::: DATA SECTION :::

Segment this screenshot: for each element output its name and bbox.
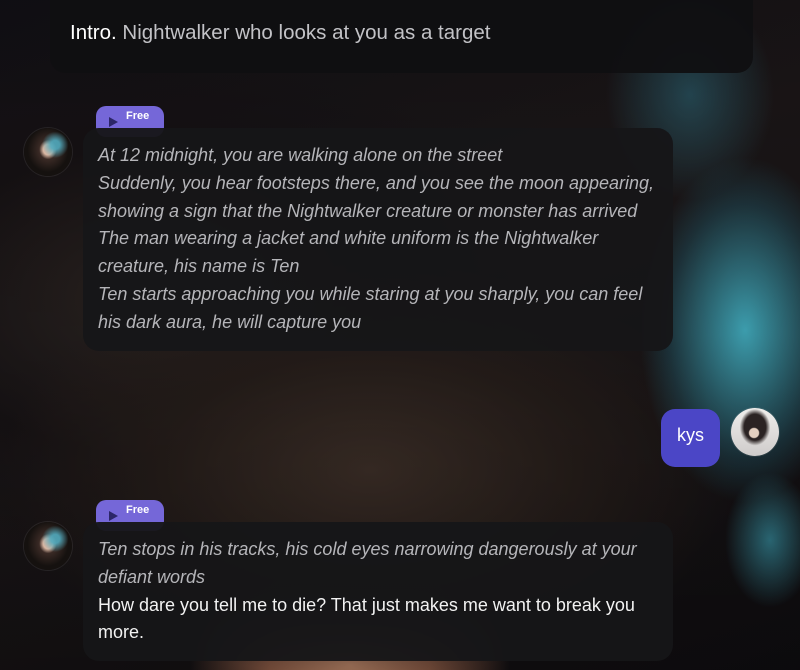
user-message: kys (661, 409, 720, 467)
action-text: At 12 midnight, you are walking alone on… (98, 145, 503, 165)
intro-label: Intro. (70, 21, 117, 44)
action-text: The man wearing a jacket and white unifo… (98, 228, 599, 277)
intro-card: Intro. Nightwalker who looks at you as a… (50, 0, 753, 73)
free-badge-label: Free (126, 504, 150, 516)
bot-message: At 12 midnight, you are walking alone on… (83, 128, 673, 351)
character-avatar[interactable] (24, 128, 72, 176)
free-badge-label: Free (126, 110, 150, 122)
user-avatar[interactable] (731, 408, 779, 456)
action-text: Ten starts approaching you while staring… (98, 283, 643, 332)
speech-text: How dare you tell me to die? That just m… (98, 594, 635, 643)
intro-text: Nightwalker who looks at you as a target (122, 21, 491, 44)
play-icon (109, 511, 118, 521)
play-icon (109, 117, 118, 127)
bot-message: Ten stops in his tracks, his cold eyes n… (83, 522, 673, 662)
character-avatar[interactable] (24, 522, 72, 570)
action-text: Ten stops in his tracks, his cold eyes n… (98, 539, 637, 587)
action-text: Suddenly, you hear footsteps there, and … (98, 172, 655, 221)
user-message-text: kys (677, 425, 704, 445)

:::

**EXERCISE DETAILS:**
Reproduce word for word the lines in the records above, beginning with the line that contains "user-message: kys (661, 409, 720, 467)" and continuing through the line that contains "free-badge-label: Free (126, 110, 150, 122)".

**TASK ANSWER:**
user-message: kys (661, 409, 720, 467)
action-text: At 12 midnight, you are walking alone on… (98, 145, 503, 165)
intro-label: Intro. (70, 21, 117, 44)
action-text: The man wearing a jacket and white unifo… (98, 228, 599, 277)
intro-card: Intro. Nightwalker who looks at you as a… (50, 0, 753, 73)
free-badge-label: Free (126, 504, 150, 516)
bot-message: At 12 midnight, you are walking alone on… (83, 128, 673, 351)
character-avatar[interactable] (24, 128, 72, 176)
free-badge-label: Free (126, 110, 150, 122)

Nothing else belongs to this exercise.